Data shown
==================================================

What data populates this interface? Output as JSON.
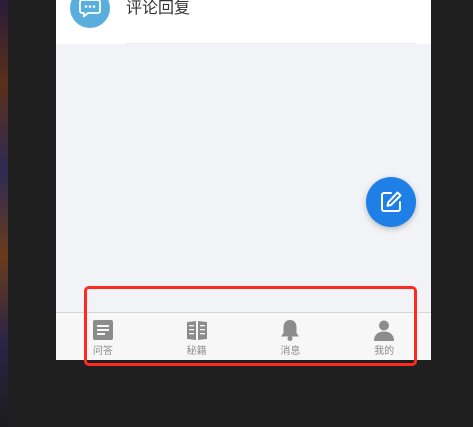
{
  "reply_item": {
    "label": "评论回复",
    "icon": "chat-bubble-icon",
    "icon_color": "#5aaedd"
  },
  "fab": {
    "icon": "compose-icon",
    "color": "#1e7fe6"
  },
  "tabbar": {
    "items": [
      {
        "label": "问答",
        "icon": "qa-list-icon"
      },
      {
        "label": "秘籍",
        "icon": "book-icon"
      },
      {
        "label": "消息",
        "icon": "bell-icon"
      },
      {
        "label": "我的",
        "icon": "user-icon"
      }
    ],
    "icon_color": "#8c8c8c"
  },
  "annotation": {
    "color": "#ff2a1f"
  }
}
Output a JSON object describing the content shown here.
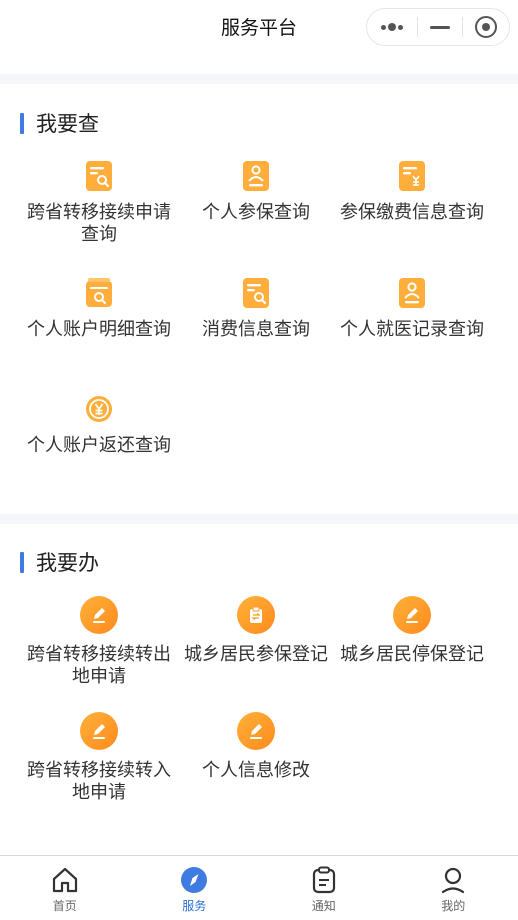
{
  "header": {
    "title": "服务平台"
  },
  "query_section": {
    "title": "我要查",
    "items": [
      {
        "label": "跨省转移接续申请查询",
        "icon": "doc-search-icon"
      },
      {
        "label": "个人参保查询",
        "icon": "doc-person-icon"
      },
      {
        "label": "参保缴费信息查询",
        "icon": "doc-yen-icon"
      },
      {
        "label": "个人账户明细查询",
        "icon": "wallet-search-icon"
      },
      {
        "label": "消费信息查询",
        "icon": "doc-search-icon"
      },
      {
        "label": "个人就医记录查询",
        "icon": "doc-person-icon"
      },
      {
        "label": "个人账户返还查询",
        "icon": "yen-return-icon"
      }
    ]
  },
  "action_section": {
    "title": "我要办",
    "items": [
      {
        "label": "跨省转移接续转出地申请",
        "icon": "pencil-icon"
      },
      {
        "label": "城乡居民参保登记",
        "icon": "clipboard-icon"
      },
      {
        "label": "城乡居民停保登记",
        "icon": "pencil-icon"
      },
      {
        "label": "跨省转移接续转入地申请",
        "icon": "pencil-icon"
      },
      {
        "label": "个人信息修改",
        "icon": "pencil-icon"
      }
    ]
  },
  "tabbar": {
    "active_index": 1,
    "accent_color": "#2b6fd8",
    "tabs": [
      {
        "label": "首页",
        "icon": "home-icon"
      },
      {
        "label": "服务",
        "icon": "compass-icon"
      },
      {
        "label": "通知",
        "icon": "clipboard-icon"
      },
      {
        "label": "我的",
        "icon": "user-icon"
      }
    ]
  },
  "colors": {
    "section_accent": "#3f7be0",
    "icon_orange": "#ff9a2a",
    "background_gap": "#f5f6fa"
  }
}
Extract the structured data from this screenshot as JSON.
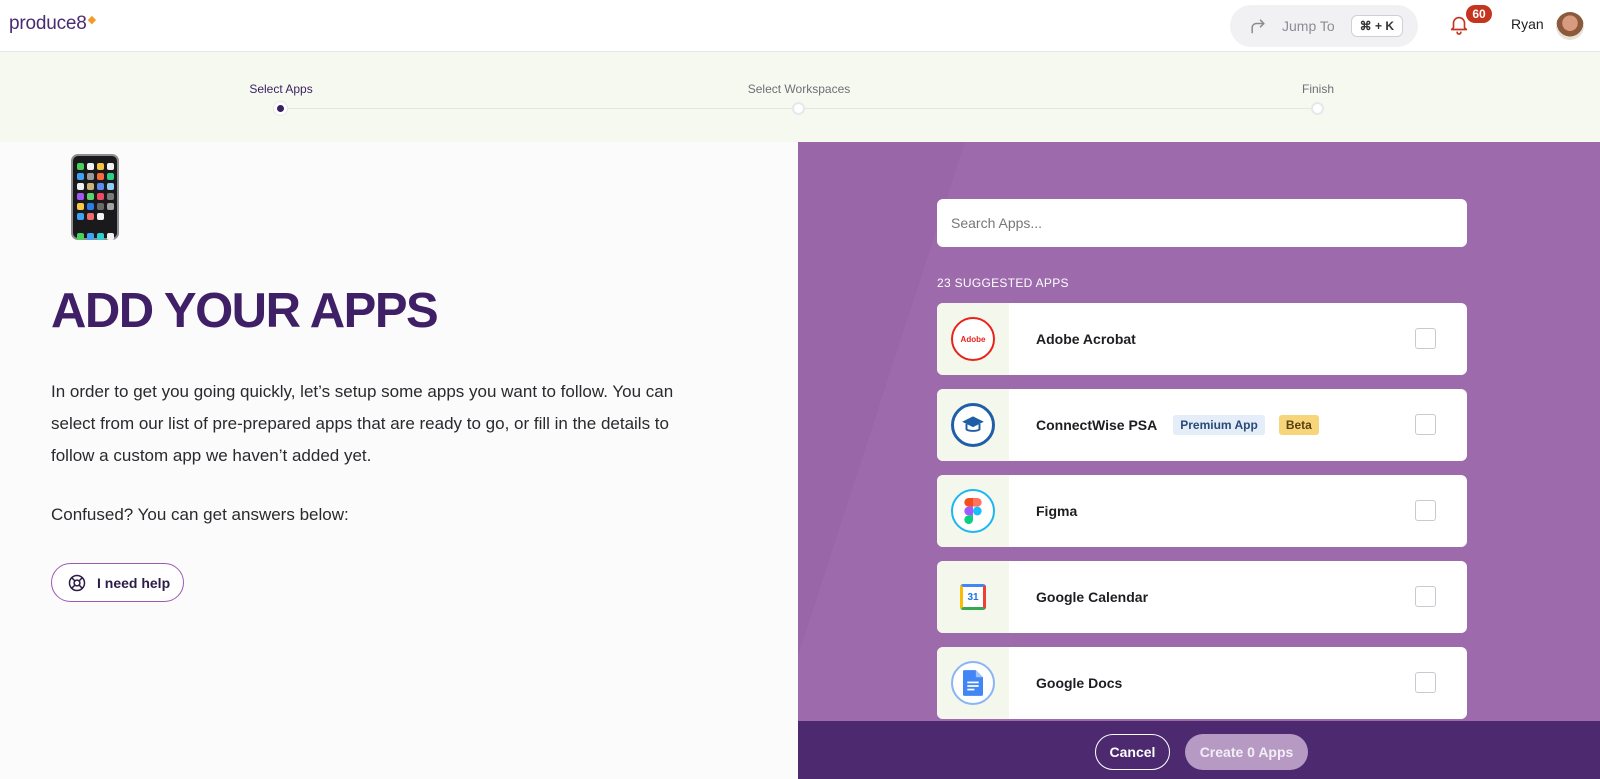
{
  "header": {
    "logo_text": "produce8",
    "jump_label": "Jump To",
    "jump_shortcut": "⌘ + K",
    "notification_count": "60",
    "user_name": "Ryan"
  },
  "stepper": {
    "steps": [
      {
        "label": "Select Apps",
        "active": true
      },
      {
        "label": "Select Workspaces",
        "active": false
      },
      {
        "label": "Finish",
        "active": false
      }
    ]
  },
  "intro": {
    "headline": "ADD YOUR APPS",
    "description": "In order to get you going quickly, let’s setup some apps you want to follow. You can select from our list of pre-prepared apps that are ready to go, or fill in the details to follow a custom app we haven’t added yet.",
    "confused_text": "Confused? You can get answers below:",
    "help_label": "I need help"
  },
  "apps_panel": {
    "search_placeholder": "Search Apps...",
    "suggested_label": "23 SUGGESTED APPS",
    "apps": [
      {
        "name": "Adobe Acrobat",
        "icon": "adobe-acrobat-icon",
        "logo_text": "Adobe",
        "checked": false
      },
      {
        "name": "ConnectWise PSA",
        "icon": "connectwise-icon",
        "tags": [
          "Premium App",
          "Beta"
        ],
        "checked": false
      },
      {
        "name": "Figma",
        "icon": "figma-icon",
        "checked": false
      },
      {
        "name": "Google Calendar",
        "icon": "google-calendar-icon",
        "logo_text": "31",
        "checked": false
      },
      {
        "name": "Google Docs",
        "icon": "google-docs-icon",
        "checked": false
      }
    ]
  },
  "footer": {
    "cancel_label": "Cancel",
    "create_label": "Create 0 Apps"
  },
  "colors": {
    "brand_purple": "#3f2066",
    "panel_purple": "#9966a8",
    "footer_purple": "#4d2a6f",
    "stepper_bg": "#f6f9ef",
    "notification_red": "#c4341f"
  }
}
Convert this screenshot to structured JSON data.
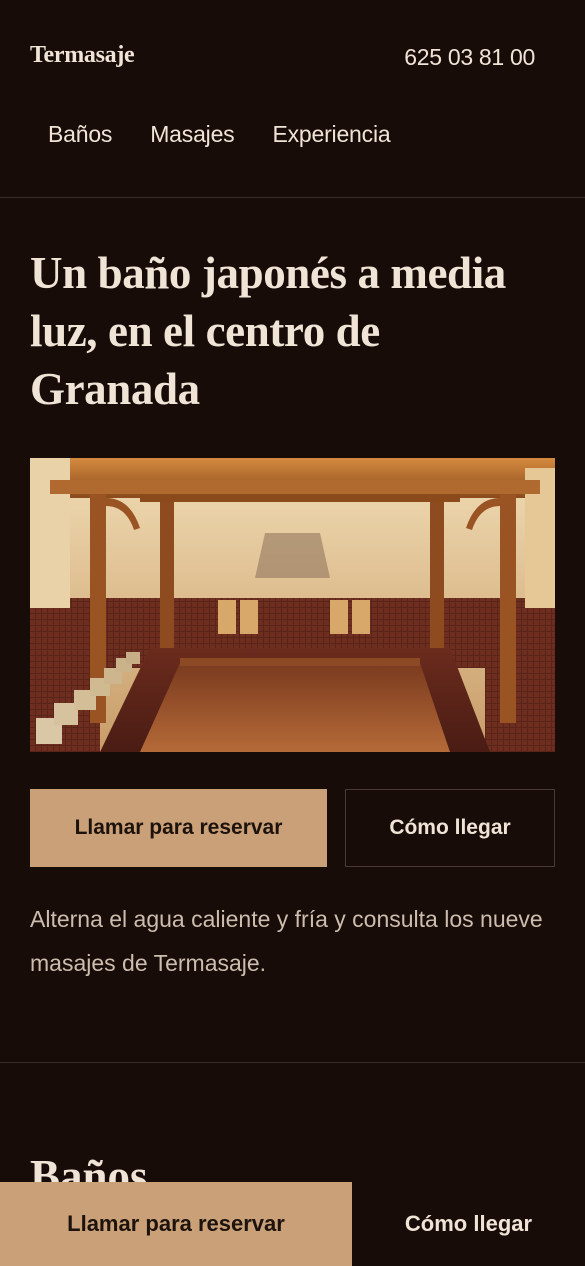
{
  "header": {
    "brand": "Termasaje",
    "phone": "625 03 81 00",
    "nav": [
      "Baños",
      "Masajes",
      "Experiencia"
    ]
  },
  "hero": {
    "title": "Un baño japonés a media luz, en el centro de Granada",
    "primary_cta": "Llamar para reservar",
    "secondary_cta": "Cómo llegar",
    "description": "Alterna el agua caliente y fría y consulta los nueve masajes de Termasaje."
  },
  "next_section": {
    "title": "Baños"
  },
  "sticky_bar": {
    "call_label": "Llamar para reservar",
    "directions_label": "Cómo llegar"
  },
  "colors": {
    "background": "#170c08",
    "accent": "#c9a077",
    "text": "#efe4d6"
  }
}
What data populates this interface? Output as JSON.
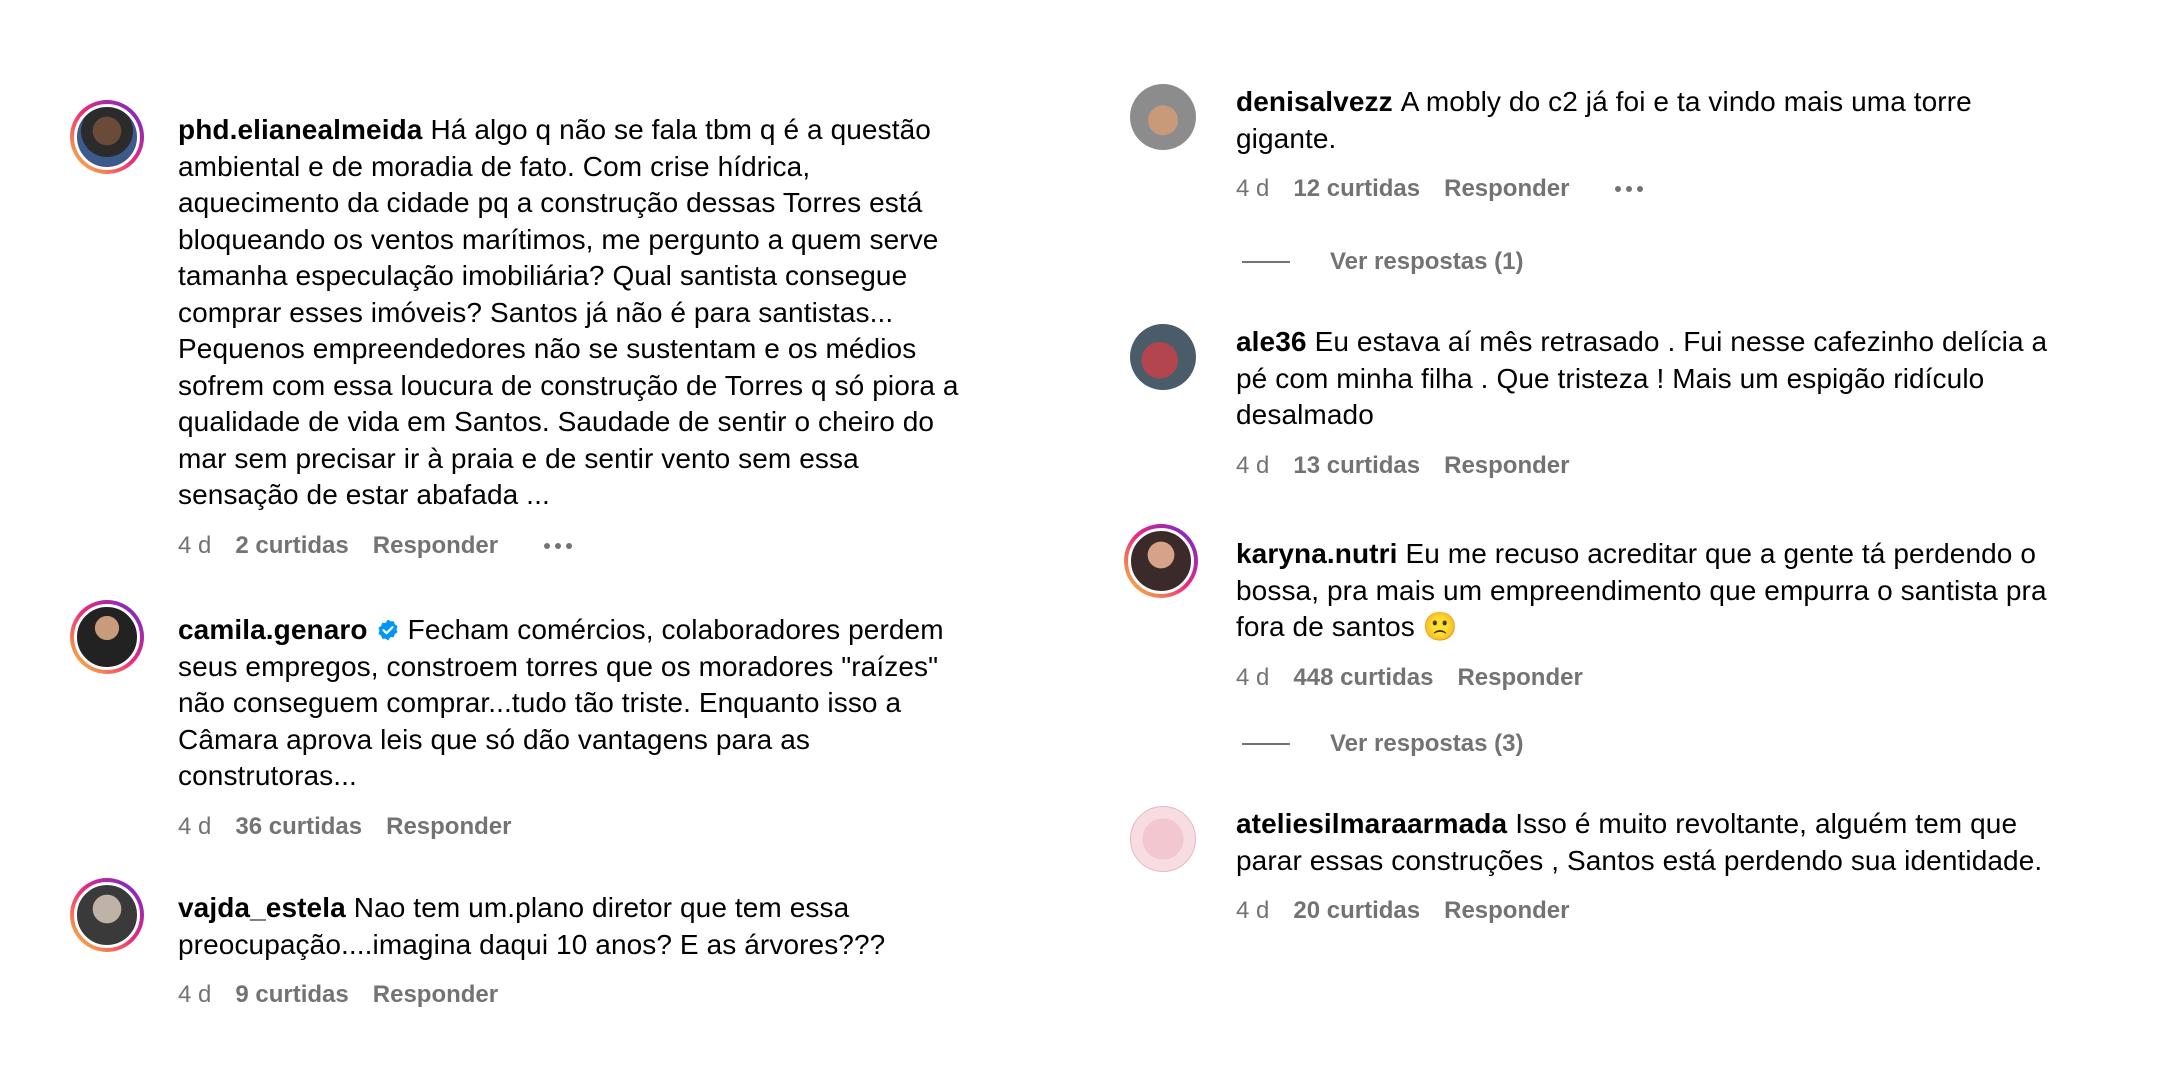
{
  "left_comments": [
    {
      "username": "phd.elianealmeida",
      "text": "Há algo q não se fala tbm q é a questão ambiental e de moradia de fato. Com crise hídrica, aquecimento da cidade pq a construção dessas Torres está bloqueando os ventos marítimos, me pergunto a quem serve tamanha especulação imobiliária? Qual santista consegue comprar esses imóveis? Santos já não é para santistas... Pequenos empreendedores não se sustentam e os médios sofrem com essa loucura de construção de Torres q só piora a qualidade de vida em Santos. Saudade de sentir o cheiro do mar sem precisar ir à praia e de sentir vento sem essa sensação de estar abafada ...",
      "time": "4 d",
      "likes": "2 curtidas",
      "reply": "Responder"
    },
    {
      "username": "camila.genaro",
      "text": "Fecham comércios, colaboradores perdem seus empregos, constroem torres que os moradores \"raízes\" não conseguem comprar...tudo tão triste. Enquanto isso a Câmara aprova leis que só dão vantagens para as construtoras...",
      "time": "4 d",
      "likes": "36 curtidas",
      "reply": "Responder"
    },
    {
      "username": "vajda_estela",
      "text": "Nao tem um.plano diretor que tem essa preocupação....imagina daqui 10 anos? E as árvores???",
      "time": "4 d",
      "likes": "9 curtidas",
      "reply": "Responder"
    }
  ],
  "right_comments": [
    {
      "username": "denisalvezz",
      "text": "A mobly do c2 já foi e ta vindo mais uma torre gigante.",
      "time": "4 d",
      "likes": "12 curtidas",
      "reply": "Responder",
      "view_replies": "Ver respostas (1)"
    },
    {
      "username": "ale36",
      "text": "Eu estava aí mês retrasado . Fui nesse cafezinho delícia a pé com minha filha . Que tristeza ! Mais um espigão ridículo desalmado",
      "time": "4 d",
      "likes": "13 curtidas",
      "reply": "Responder"
    },
    {
      "username": "karyna.nutri",
      "text": "Eu me recuso acreditar que a gente tá perdendo o bossa, pra mais um empreendimento que empurra o santista pra fora de santos 🙁",
      "time": "4 d",
      "likes": "448 curtidas",
      "reply": "Responder",
      "view_replies": "Ver respostas (3)"
    },
    {
      "username": "ateliesilmaraarmada",
      "text": "Isso é muito revoltante, alguém tem que parar essas construções , Santos está perdendo sua identidade.",
      "time": "4 d",
      "likes": "20 curtidas",
      "reply": "Responder"
    }
  ],
  "colors": {
    "meta": "#737373",
    "verified": "#0095f6",
    "story_ring_start": "#f9ce34",
    "story_ring_end": "#6228d7"
  },
  "icons": [
    "more-options-icon",
    "verified-badge-icon"
  ]
}
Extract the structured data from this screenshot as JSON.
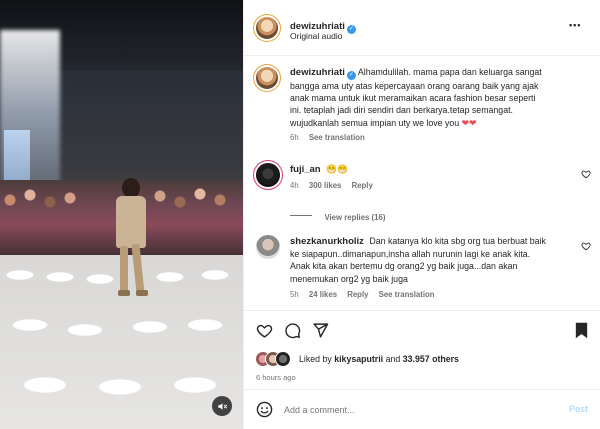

==================================================

To be done
Please repeat the entries exactly. Do not include the pictures.

Solution to this problem
What data populates this interface? Output as JSON.
{
  "reply_item": {
    "label": "评论回复",
    "icon": "chat-bubble-icon",
    "icon_color": "#5aaedd"
  },
  "fab": {
    "icon": "compose-icon",
    "color": "#1e7fe6"
  },
  "tabbar": {
    "items": [
      {
        "label": "问答",
        "icon": "qa-list-icon"
      },
      {
        "label": "秘籍",
        "icon": "book-icon"
      },
      {
        "label": "消息",
        "icon": "bell-icon"
      },
      {
        "label": "我的",
        "icon": "user-icon"
      }
    ],
    "icon_color": "#8c8c8c"
  },
  "annotation": {
    "color": "#ff2a1f"
  }
}
Output a JSON object describing the content shown here.
{
  "header": {
    "title": "服务平台"
  },
  "query_section": {
    "title": "我要查",
    "items": [
      {
        "label": "跨省转移接续申请查询",
        "icon": "doc-search-icon"
      },
      {
        "label": "个人参保查询",
        "icon": "doc-person-icon"
      },
      {
        "label": "参保缴费信息查询",
        "icon": "doc-yen-icon"
      },
      {
        "label": "个人账户明细查询",
        "icon": "wallet-search-icon"
      },
      {
        "label": "消费信息查询",
        "icon": "doc-search-icon"
      },
      {
        "label": "个人就医记录查询",
        "icon": "doc-person-icon"
      },
      {
        "label": "个人账户返还查询",
        "icon": "yen-return-icon"
      }
    ]
  },
  "action_section": {
    "title": "我要办",
    "items": [
      {
        "label": "跨省转移接续转出地申请",
        "icon": "pencil-icon"
      },
      {
        "label": "城乡居民参保登记",
        "icon": "clipboard-icon"
      },
      {
        "label": "城乡居民停保登记",
        "icon": "pencil-icon"
      },
      {
        "label": "跨省转移接续转入地申请",
        "icon": "pencil-icon"
      },
      {
        "label": "个人信息修改",
        "icon": "pencil-icon"
      }
    ]
  },
  "tabbar": {
    "active_index": 1,
    "accent_color": "#2b6fd8",
    "tabs": [
      {
        "label": "首页",
        "icon": "home-icon"
      },
      {
        "label": "服务",
        "icon": "compass-icon"
      },
      {
        "label": "通知",
        "icon": "clipboard-icon"
      },
      {
        "label": "我的",
        "icon": "user-icon"
      }
    ]
  },
  "colors": {
    "section_accent": "#3f7be0",
    "icon_orange": "#ff9a2a",
    "background_gap": "#f5f6fa"
  }
}
Extract the structured data from this screenshot as JSON.
{
  "header": {
    "logo_text": "produce8",
    "jump_label": "Jump To",
    "jump_shortcut": "⌘ + K",
    "notification_count": "60",
    "user_name": "Ryan"
  },
  "stepper": {
    "steps": [
      {
        "label": "Select Apps",
        "active": true
      },
      {
        "label": "Select Workspaces",
        "active": false
      },
      {
        "label": "Finish",
        "active": false
      }
    ]
  },
  "intro": {
    "headline": "ADD YOUR APPS",
    "description": "In order to get you going quickly, let’s setup some apps you want to follow. You can select from our list of pre-prepared apps that are ready to go, or fill in the details to follow a custom app we haven’t added yet.",
    "confused_text": "Confused? You can get answers below:",
    "help_label": "I need help"
  },
  "apps_panel": {
    "search_placeholder": "Search Apps...",
    "suggested_label": "23 SUGGESTED APPS",
    "apps": [
      {
        "name": "Adobe Acrobat",
        "icon": "adobe-acrobat-icon",
        "logo_text": "Adobe",
        "checked": false
      },
      {
        "name": "ConnectWise PSA",
        "icon": "connectwise-icon",
        "tags": [
          "Premium App",
          "Beta"
        ],
        "checked": false
      },
      {
        "name": "Figma",
        "icon": "figma-icon",
        "checked": false
      },
      {
        "name": "Google Calendar",
        "icon": "google-calendar-icon",
        "logo_text": "31",
        "checked": false
      },
      {
        "name": "Google Docs",
        "icon": "google-docs-icon",
        "checked": false
      }
    ]
  },
  "footer": {
    "cancel_label": "Cancel",
    "create_label": "Create 0 Apps"
  },
  "colors": {
    "brand_purple": "#3f2066",
    "panel_purple": "#9966a8",
    "footer_purple": "#4d2a6f",
    "stepper_bg": "#f6f9ef",
    "notification_red": "#c4341f"
  }
}
Convert this screenshot to structured JSON data.
{
  "header": {
    "brand": "Termasaje",
    "phone": "625 03 81 00",
    "nav": [
      "Baños",
      "Masajes",
      "Experiencia"
    ]
  },
  "hero": {
    "title": "Un baño japonés a media luz, en el centro de Granada",
    "primary_cta": "Llamar para reservar",
    "secondary_cta": "Cómo llegar",
    "description": "Alterna el agua caliente y fría y consulta los nueve masajes de Termasaje."
  },
  "next_section": {
    "title": "Baños"
  },
  "sticky_bar": {
    "call_label": "Llamar para reservar",
    "directions_label": "Cómo llegar"
  },
  "colors": {
    "background": "#170c08",
    "accent": "#c9a077",
    "text": "#efe4d6"
  }
}
What data populates this interface? Output as JSON.
{
  "left_comments": [
    {
      "username": "phd.elianealmeida",
      "text": "Há algo q não se fala tbm q é a questão ambiental e de moradia de fato. Com crise hídrica, aquecimento da cidade pq a construção dessas Torres está bloqueando os ventos marítimos, me pergunto a quem serve tamanha especulação imobiliária? Qual santista consegue comprar esses imóveis? Santos já não é para santistas... Pequenos empreendedores não se sustentam e os médios sofrem com essa loucura de construção de Torres q só piora a qualidade de vida em Santos. Saudade de sentir o cheiro do mar sem precisar ir à praia e de sentir vento sem essa sensação de estar abafada ...",
      "time": "4 d",
      "likes": "2 curtidas",
      "reply": "Responder"
    },
    {
      "username": "camila.genaro",
      "text": "Fecham comércios, colaboradores perdem seus empregos, constroem torres que os moradores \"raízes\" não conseguem comprar...tudo tão triste. Enquanto isso a Câmara aprova leis que só dão vantagens para as construtoras...",
      "time": "4 d",
      "likes": "36 curtidas",
      "reply": "Responder"
    },
    {
      "username": "vajda_estela",
      "text": "Nao tem um.plano diretor que tem essa preocupação....imagina daqui 10 anos? E as árvores???",
      "time": "4 d",
      "likes": "9 curtidas",
      "reply": "Responder"
    }
  ],
  "right_comments": [
    {
      "username": "denisalvezz",
      "text": "A mobly do c2 já foi e ta vindo mais uma torre gigante.",
      "time": "4 d",
      "likes": "12 curtidas",
      "reply": "Responder",
      "view_replies": "Ver respostas (1)"
    },
    {
      "username": "ale36",
      "text": "Eu estava aí mês retrasado . Fui nesse cafezinho delícia a pé com minha filha . Que tristeza ! Mais um espigão ridículo desalmado",
      "time": "4 d",
      "likes": "13 curtidas",
      "reply": "Responder"
    },
    {
      "username": "karyna.nutri",
      "text": "Eu me recuso acreditar que a gente tá perdendo o bossa, pra mais um empreendimento que empurra o santista pra fora de santos 🙁",
      "time": "4 d",
      "likes": "448 curtidas",
      "reply": "Responder",
      "view_replies": "Ver respostas (3)"
    },
    {
      "username": "ateliesilmaraarmada",
      "text": "Isso é muito revoltante, alguém tem que parar essas construções , Santos está perdendo sua identidade.",
      "time": "4 d",
      "likes": "20 curtidas",
      "reply": "Responder"
    }
  ],
  "colors": {
    "meta": "#737373",
    "verified": "#0095f6",
    "story_ring_start": "#f9ce34",
    "story_ring_end": "#6228d7"
  },
  "icons": [
    "more-options-icon",
    "verified-badge-icon"
  ]
}
Extract the structured data from this screenshot as JSON.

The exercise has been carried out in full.